======== TASK INPUTS ========
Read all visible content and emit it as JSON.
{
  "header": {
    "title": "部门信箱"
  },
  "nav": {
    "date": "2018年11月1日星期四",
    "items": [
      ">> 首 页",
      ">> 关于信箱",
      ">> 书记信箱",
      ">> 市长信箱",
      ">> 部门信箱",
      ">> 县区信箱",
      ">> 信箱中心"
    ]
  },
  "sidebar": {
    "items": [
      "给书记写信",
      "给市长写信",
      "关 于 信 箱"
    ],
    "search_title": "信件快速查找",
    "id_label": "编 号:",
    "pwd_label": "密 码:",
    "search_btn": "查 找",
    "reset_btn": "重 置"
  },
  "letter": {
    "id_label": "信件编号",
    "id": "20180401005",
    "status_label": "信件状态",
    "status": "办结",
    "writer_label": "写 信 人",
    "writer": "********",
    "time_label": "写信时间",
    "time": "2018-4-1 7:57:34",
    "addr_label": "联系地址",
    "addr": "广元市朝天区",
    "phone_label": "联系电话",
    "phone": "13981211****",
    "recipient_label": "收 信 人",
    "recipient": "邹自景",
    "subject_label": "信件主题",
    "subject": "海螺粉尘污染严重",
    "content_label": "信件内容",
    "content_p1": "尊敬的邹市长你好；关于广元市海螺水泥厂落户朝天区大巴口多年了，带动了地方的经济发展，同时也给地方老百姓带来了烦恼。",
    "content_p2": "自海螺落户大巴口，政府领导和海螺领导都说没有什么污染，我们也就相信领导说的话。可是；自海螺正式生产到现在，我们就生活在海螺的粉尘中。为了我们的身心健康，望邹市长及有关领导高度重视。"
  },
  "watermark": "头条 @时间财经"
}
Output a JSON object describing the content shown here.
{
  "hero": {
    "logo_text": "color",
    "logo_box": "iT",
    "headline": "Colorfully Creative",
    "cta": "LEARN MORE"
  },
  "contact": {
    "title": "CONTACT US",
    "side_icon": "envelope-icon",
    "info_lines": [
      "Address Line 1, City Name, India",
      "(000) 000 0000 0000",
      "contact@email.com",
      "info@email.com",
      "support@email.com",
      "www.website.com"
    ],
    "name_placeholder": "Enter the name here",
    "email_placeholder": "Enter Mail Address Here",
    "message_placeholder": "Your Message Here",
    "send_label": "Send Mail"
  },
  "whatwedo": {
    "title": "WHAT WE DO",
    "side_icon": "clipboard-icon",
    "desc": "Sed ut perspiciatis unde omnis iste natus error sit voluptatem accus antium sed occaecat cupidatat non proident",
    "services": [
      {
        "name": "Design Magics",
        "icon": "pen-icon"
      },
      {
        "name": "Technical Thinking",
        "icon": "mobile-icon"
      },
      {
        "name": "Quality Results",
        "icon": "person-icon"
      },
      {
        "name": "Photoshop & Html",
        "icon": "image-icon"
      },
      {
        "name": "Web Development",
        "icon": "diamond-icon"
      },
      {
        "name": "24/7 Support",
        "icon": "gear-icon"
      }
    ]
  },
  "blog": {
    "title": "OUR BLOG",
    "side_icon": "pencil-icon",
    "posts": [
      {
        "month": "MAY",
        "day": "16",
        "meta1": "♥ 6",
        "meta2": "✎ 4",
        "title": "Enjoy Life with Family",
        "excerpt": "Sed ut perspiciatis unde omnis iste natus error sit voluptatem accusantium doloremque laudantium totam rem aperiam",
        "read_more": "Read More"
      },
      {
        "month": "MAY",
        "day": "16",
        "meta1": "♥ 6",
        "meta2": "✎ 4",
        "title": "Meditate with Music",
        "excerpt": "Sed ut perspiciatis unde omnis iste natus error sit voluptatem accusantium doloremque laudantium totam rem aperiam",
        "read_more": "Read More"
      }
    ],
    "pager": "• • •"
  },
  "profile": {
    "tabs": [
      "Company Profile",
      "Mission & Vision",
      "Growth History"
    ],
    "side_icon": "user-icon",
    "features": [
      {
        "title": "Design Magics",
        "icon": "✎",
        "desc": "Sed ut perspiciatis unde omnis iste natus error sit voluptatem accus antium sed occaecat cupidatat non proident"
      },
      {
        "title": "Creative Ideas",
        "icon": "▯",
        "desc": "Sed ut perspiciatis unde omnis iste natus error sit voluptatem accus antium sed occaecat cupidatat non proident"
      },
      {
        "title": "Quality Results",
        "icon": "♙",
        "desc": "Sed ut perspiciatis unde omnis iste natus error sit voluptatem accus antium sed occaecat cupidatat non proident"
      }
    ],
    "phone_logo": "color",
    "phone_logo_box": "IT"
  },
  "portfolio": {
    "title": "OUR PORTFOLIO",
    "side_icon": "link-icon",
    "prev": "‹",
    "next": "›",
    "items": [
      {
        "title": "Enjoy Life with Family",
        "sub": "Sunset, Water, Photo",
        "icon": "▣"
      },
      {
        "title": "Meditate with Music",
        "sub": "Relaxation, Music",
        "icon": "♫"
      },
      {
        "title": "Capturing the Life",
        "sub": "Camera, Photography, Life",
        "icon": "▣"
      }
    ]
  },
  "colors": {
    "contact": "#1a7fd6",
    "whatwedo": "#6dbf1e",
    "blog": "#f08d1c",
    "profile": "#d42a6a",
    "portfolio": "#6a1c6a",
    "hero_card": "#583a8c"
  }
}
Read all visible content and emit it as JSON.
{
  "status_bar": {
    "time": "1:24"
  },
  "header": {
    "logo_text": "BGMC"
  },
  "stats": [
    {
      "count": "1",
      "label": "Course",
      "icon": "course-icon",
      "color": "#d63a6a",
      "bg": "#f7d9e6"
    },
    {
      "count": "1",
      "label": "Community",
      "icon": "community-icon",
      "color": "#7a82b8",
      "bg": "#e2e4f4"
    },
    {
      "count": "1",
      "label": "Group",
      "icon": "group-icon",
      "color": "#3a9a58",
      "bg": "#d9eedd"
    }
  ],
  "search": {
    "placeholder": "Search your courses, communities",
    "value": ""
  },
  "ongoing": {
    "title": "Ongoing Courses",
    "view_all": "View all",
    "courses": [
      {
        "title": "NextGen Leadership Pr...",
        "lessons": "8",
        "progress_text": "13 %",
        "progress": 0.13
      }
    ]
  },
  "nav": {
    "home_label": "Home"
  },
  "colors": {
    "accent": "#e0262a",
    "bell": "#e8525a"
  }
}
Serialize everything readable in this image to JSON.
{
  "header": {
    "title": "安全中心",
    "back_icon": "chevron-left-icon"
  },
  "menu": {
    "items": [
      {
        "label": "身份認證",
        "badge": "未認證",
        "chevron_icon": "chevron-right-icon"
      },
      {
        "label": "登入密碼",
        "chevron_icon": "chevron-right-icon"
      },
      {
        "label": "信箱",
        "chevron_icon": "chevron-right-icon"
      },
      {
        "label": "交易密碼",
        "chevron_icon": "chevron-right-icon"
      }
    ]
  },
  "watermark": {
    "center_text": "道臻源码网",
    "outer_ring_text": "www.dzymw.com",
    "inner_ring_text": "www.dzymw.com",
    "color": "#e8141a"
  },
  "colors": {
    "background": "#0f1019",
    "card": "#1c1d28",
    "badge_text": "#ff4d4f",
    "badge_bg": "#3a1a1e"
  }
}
========
Repeat every line of the records above exactly.

TASK RESULT:
Read all visible content and emit it as JSON.
{
  "header": {
    "title": "部门信箱"
  },
  "nav": {
    "date": "2018年11月1日星期四",
    "items": [
      ">> 首 页",
      ">> 关于信箱",
      ">> 书记信箱",
      ">> 市长信箱",
      ">> 部门信箱",
      ">> 县区信箱",
      ">> 信箱中心"
    ]
  },
  "sidebar": {
    "items": [
      "给书记写信",
      "给市长写信",
      "关 于 信 箱"
    ],
    "search_title": "信件快速查找",
    "id_label": "编 号:",
    "pwd_label": "密 码:",
    "search_btn": "查 找",
    "reset_btn": "重 置"
  },
  "letter": {
    "id_label": "信件编号",
    "id": "20180401005",
    "status_label": "信件状态",
    "status": "办结",
    "writer_label": "写 信 人",
    "writer": "********",
    "time_label": "写信时间",
    "time": "2018-4-1 7:57:34",
    "addr_label": "联系地址",
    "addr": "广元市朝天区",
    "phone_label": "联系电话",
    "phone": "13981211****",
    "recipient_label": "收 信 人",
    "recipient": "邹自景",
    "subject_label": "信件主题",
    "subject": "海螺粉尘污染严重",
    "content_label": "信件内容",
    "content_p1": "尊敬的邹市长你好；关于广元市海螺水泥厂落户朝天区大巴口多年了，带动了地方的经济发展，同时也给地方老百姓带来了烦恼。",
    "content_p2": "自海螺落户大巴口，政府领导和海螺领导都说没有什么污染，我们也就相信领导说的话。可是；自海螺正式生产到现在，我们就生活在海螺的粉尘中。为了我们的身心健康，望邹市长及有关领导高度重视。"
  },
  "watermark": "头条 @时间财经"
}
Output a JSON object describing the content shown here.
{
  "hero": {
    "logo_text": "color",
    "logo_box": "iT",
    "headline": "Colorfully Creative",
    "cta": "LEARN MORE"
  },
  "contact": {
    "title": "CONTACT US",
    "side_icon": "envelope-icon",
    "info_lines": [
      "Address Line 1, City Name, India",
      "(000) 000 0000 0000",
      "contact@email.com",
      "info@email.com",
      "support@email.com",
      "www.website.com"
    ],
    "name_placeholder": "Enter the name here",
    "email_placeholder": "Enter Mail Address Here",
    "message_placeholder": "Your Message Here",
    "send_label": "Send Mail"
  },
  "whatwedo": {
    "title": "WHAT WE DO",
    "side_icon": "clipboard-icon",
    "desc": "Sed ut perspiciatis unde omnis iste natus error sit voluptatem accus antium sed occaecat cupidatat non proident",
    "services": [
      {
        "name": "Design Magics",
        "icon": "pen-icon"
      },
      {
        "name": "Technical Thinking",
        "icon": "mobile-icon"
      },
      {
        "name": "Quality Results",
        "icon": "person-icon"
      },
      {
        "name": "Photoshop & Html",
        "icon": "image-icon"
      },
      {
        "name": "Web Development",
        "icon": "diamond-icon"
      },
      {
        "name": "24/7 Support",
        "icon": "gear-icon"
      }
    ]
  },
  "blog": {
    "title": "OUR BLOG",
    "side_icon": "pencil-icon",
    "posts": [
      {
        "month": "MAY",
        "day": "16",
        "meta1": "♥ 6",
        "meta2": "✎ 4",
        "title": "Enjoy Life with Family",
        "excerpt": "Sed ut perspiciatis unde omnis iste natus error sit voluptatem accusantium doloremque laudantium totam rem aperiam",
        "read_more": "Read More"
      },
      {
        "month": "MAY",
        "day": "16",
        "meta1": "♥ 6",
        "meta2": "✎ 4",
        "title": "Meditate with Music",
        "excerpt": "Sed ut perspiciatis unde omnis iste natus error sit voluptatem accusantium doloremque laudantium totam rem aperiam",
        "read_more": "Read More"
      }
    ],
    "pager": "• • •"
  },
  "profile": {
    "tabs": [
      "Company Profile",
      "Mission & Vision",
      "Growth History"
    ],
    "side_icon": "user-icon",
    "features": [
      {
        "title": "Design Magics",
        "icon": "✎",
        "desc": "Sed ut perspiciatis unde omnis iste natus error sit voluptatem accus antium sed occaecat cupidatat non proident"
      },
      {
        "title": "Creative Ideas",
        "icon": "▯",
        "desc": "Sed ut perspiciatis unde omnis iste natus error sit voluptatem accus antium sed occaecat cupidatat non proident"
      },
      {
        "title": "Quality Results",
        "icon": "♙",
        "desc": "Sed ut perspiciatis unde omnis iste natus error sit voluptatem accus antium sed occaecat cupidatat non proident"
      }
    ],
    "phone_logo": "color",
    "phone_logo_box": "IT"
  },
  "portfolio": {
    "title": "OUR PORTFOLIO",
    "side_icon": "link-icon",
    "prev": "‹",
    "next": "›",
    "items": [
      {
        "title": "Enjoy Life with Family",
        "sub": "Sunset, Water, Photo",
        "icon": "▣"
      },
      {
        "title": "Meditate with Music",
        "sub": "Relaxation, Music",
        "icon": "♫"
      },
      {
        "title": "Capturing the Life",
        "sub": "Camera, Photography, Life",
        "icon": "▣"
      }
    ]
  },
  "colors": {
    "contact": "#1a7fd6",
    "whatwedo": "#6dbf1e",
    "blog": "#f08d1c",
    "profile": "#d42a6a",
    "portfolio": "#6a1c6a",
    "hero_card": "#583a8c"
  }
}
Read all visible content and emit it as JSON.
{
  "status_bar": {
    "time": "1:24"
  },
  "header": {
    "logo_text": "BGMC"
  },
  "stats": [
    {
      "count": "1",
      "label": "Course",
      "icon": "course-icon",
      "color": "#d63a6a",
      "bg": "#f7d9e6"
    },
    {
      "count": "1",
      "label": "Community",
      "icon": "community-icon",
      "color": "#7a82b8",
      "bg": "#e2e4f4"
    },
    {
      "count": "1",
      "label": "Group",
      "icon": "group-icon",
      "color": "#3a9a58",
      "bg": "#d9eedd"
    }
  ],
  "search": {
    "placeholder": "Search your courses, communities",
    "value": ""
  },
  "ongoing": {
    "title": "Ongoing Courses",
    "view_all": "View all",
    "courses": [
      {
        "title": "NextGen Leadership Pr...",
        "lessons": "8",
        "progress_text": "13 %",
        "progress": 0.13
      }
    ]
  },
  "nav": {
    "home_label": "Home"
  },
  "colors": {
    "accent": "#e0262a",
    "bell": "#e8525a"
  }
}
Serialize everything readable in this image to JSON.
{
  "header": {
    "title": "安全中心",
    "back_icon": "chevron-left-icon"
  },
  "menu": {
    "items": [
      {
        "label": "身份認證",
        "badge": "未認證",
        "chevron_icon": "chevron-right-icon"
      },
      {
        "label": "登入密碼",
        "chevron_icon": "chevron-right-icon"
      },
      {
        "label": "信箱",
        "chevron_icon": "chevron-right-icon"
      },
      {
        "label": "交易密碼",
        "chevron_icon": "chevron-right-icon"
      }
    ]
  },
  "watermark": {
    "center_text": "道臻源码网",
    "outer_ring_text": "www.dzymw.com",
    "inner_ring_text": "www.dzymw.com",
    "color": "#e8141a"
  },
  "colors": {
    "background": "#0f1019",
    "card": "#1c1d28",
    "badge_text": "#ff4d4f",
    "badge_bg": "#3a1a1e"
  }
}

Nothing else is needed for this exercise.